Data entries:
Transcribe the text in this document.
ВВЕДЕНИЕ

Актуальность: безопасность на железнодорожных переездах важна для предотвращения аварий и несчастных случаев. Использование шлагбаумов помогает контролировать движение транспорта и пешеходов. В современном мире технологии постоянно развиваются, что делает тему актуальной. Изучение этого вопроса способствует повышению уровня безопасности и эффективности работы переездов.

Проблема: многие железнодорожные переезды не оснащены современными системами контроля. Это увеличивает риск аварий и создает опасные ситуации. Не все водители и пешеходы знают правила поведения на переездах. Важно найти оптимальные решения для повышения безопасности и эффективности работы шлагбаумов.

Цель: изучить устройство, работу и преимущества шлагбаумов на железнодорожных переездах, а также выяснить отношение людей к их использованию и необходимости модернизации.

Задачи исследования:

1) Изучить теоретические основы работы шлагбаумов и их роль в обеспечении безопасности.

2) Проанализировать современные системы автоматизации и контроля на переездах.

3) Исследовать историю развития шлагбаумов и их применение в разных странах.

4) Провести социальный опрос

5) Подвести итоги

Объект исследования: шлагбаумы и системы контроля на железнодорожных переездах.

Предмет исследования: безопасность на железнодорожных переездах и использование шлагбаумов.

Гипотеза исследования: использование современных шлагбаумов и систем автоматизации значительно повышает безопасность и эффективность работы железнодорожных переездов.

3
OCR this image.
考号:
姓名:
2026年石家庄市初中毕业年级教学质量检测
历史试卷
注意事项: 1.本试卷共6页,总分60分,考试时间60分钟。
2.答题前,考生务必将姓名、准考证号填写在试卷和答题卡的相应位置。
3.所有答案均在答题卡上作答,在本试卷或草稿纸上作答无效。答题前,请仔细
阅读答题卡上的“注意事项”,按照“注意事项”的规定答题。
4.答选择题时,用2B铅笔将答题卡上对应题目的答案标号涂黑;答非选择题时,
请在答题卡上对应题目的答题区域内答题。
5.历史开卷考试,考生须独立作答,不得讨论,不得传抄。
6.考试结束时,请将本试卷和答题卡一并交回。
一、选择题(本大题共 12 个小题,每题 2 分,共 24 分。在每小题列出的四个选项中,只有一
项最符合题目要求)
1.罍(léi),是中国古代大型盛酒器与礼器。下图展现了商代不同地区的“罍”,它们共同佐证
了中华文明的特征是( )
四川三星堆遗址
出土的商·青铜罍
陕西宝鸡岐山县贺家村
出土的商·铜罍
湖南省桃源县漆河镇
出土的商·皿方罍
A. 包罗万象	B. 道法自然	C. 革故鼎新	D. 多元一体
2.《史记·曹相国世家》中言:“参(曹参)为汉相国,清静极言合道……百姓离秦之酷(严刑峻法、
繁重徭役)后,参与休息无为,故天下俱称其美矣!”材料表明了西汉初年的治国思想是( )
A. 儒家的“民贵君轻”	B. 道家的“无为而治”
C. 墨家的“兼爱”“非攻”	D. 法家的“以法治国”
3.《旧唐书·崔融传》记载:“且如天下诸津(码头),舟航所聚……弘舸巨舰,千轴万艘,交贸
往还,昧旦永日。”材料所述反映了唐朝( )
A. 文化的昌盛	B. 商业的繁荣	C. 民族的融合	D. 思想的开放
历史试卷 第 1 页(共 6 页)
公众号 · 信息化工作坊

**What is being asked**: From the listing above, pick out each line where the word "безопасности" appears.

**Solution to this task**:
Актуальность: безопасность на железнодорожных переездах важна для предотвращения аварий и несчастных случаев. Использование шлагбаумов помогает контролировать движение транспорта и пешеходов. В современном мире технологии постоянно развиваются, что делает тему актуальной. Изучение этого вопроса способствует повышению уровня безопасности и эффективности работы переездов.
Проблема: многие железнодорожные переезды не оснащены современными системами контроля. Это увеличивает риск аварий и создает опасные ситуации. Не все водители и пешеходы знают правила поведения на переездах. Важно найти оптимальные решения для повышения безопасности и эффективности работы шлагбаумов.
1) Изучить теоретические основы работы шлагбаумов и их роль в обеспечении безопасности.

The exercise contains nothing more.